Given task:
Find the word "Read" in the listing; pull out each line holding it.

Records:
%%
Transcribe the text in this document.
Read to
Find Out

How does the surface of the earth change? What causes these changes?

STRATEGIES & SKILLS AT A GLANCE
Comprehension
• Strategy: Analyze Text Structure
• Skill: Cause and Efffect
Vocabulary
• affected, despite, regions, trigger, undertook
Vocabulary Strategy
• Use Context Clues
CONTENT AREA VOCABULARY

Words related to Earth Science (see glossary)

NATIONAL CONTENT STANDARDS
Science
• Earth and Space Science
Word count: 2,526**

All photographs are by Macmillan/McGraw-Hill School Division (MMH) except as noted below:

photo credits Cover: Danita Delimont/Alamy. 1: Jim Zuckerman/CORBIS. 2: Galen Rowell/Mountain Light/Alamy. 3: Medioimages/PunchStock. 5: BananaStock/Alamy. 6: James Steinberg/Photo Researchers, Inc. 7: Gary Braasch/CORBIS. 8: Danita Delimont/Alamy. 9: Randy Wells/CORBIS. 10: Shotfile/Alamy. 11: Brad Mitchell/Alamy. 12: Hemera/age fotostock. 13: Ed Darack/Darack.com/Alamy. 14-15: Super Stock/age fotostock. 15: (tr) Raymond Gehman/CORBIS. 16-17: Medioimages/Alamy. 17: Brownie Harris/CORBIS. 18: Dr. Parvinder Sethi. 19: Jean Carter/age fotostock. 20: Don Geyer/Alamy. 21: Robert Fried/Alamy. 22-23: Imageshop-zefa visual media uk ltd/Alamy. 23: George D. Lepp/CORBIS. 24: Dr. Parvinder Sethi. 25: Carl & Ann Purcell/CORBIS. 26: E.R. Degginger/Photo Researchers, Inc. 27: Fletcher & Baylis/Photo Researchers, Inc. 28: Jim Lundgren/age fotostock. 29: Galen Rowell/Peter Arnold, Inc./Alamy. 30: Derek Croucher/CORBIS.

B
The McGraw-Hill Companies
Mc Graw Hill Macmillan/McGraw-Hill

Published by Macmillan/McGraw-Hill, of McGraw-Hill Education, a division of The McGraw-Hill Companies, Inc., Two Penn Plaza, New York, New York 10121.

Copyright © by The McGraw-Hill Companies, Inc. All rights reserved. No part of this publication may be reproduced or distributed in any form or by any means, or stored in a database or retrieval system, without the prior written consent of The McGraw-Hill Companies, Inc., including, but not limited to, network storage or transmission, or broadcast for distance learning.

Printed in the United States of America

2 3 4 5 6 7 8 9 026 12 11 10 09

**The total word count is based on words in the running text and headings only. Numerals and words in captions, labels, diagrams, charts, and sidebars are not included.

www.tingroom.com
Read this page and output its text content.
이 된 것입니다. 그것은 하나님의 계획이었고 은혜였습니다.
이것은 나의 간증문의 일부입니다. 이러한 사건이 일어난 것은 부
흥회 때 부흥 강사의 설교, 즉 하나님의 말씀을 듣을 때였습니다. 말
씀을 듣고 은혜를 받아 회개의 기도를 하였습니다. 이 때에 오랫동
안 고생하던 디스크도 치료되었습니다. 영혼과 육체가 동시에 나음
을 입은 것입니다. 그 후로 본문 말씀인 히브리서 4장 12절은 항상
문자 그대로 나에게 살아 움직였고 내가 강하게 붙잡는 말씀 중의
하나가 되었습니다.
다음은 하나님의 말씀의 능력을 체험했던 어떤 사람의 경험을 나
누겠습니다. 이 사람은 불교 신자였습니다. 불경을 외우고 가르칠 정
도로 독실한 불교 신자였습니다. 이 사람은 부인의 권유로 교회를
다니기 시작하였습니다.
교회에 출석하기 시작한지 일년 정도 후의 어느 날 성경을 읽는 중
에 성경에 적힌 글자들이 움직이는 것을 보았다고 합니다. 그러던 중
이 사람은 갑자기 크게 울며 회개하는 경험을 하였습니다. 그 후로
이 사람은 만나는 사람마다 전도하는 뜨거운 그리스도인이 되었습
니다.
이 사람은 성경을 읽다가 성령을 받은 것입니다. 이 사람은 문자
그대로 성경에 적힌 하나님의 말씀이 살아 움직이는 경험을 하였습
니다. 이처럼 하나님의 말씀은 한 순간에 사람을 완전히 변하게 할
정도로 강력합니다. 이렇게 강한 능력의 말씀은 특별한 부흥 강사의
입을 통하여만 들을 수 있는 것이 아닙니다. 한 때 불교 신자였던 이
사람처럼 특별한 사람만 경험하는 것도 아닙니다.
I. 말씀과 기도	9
%%
Task result:
Read to
Read this page and output its text content.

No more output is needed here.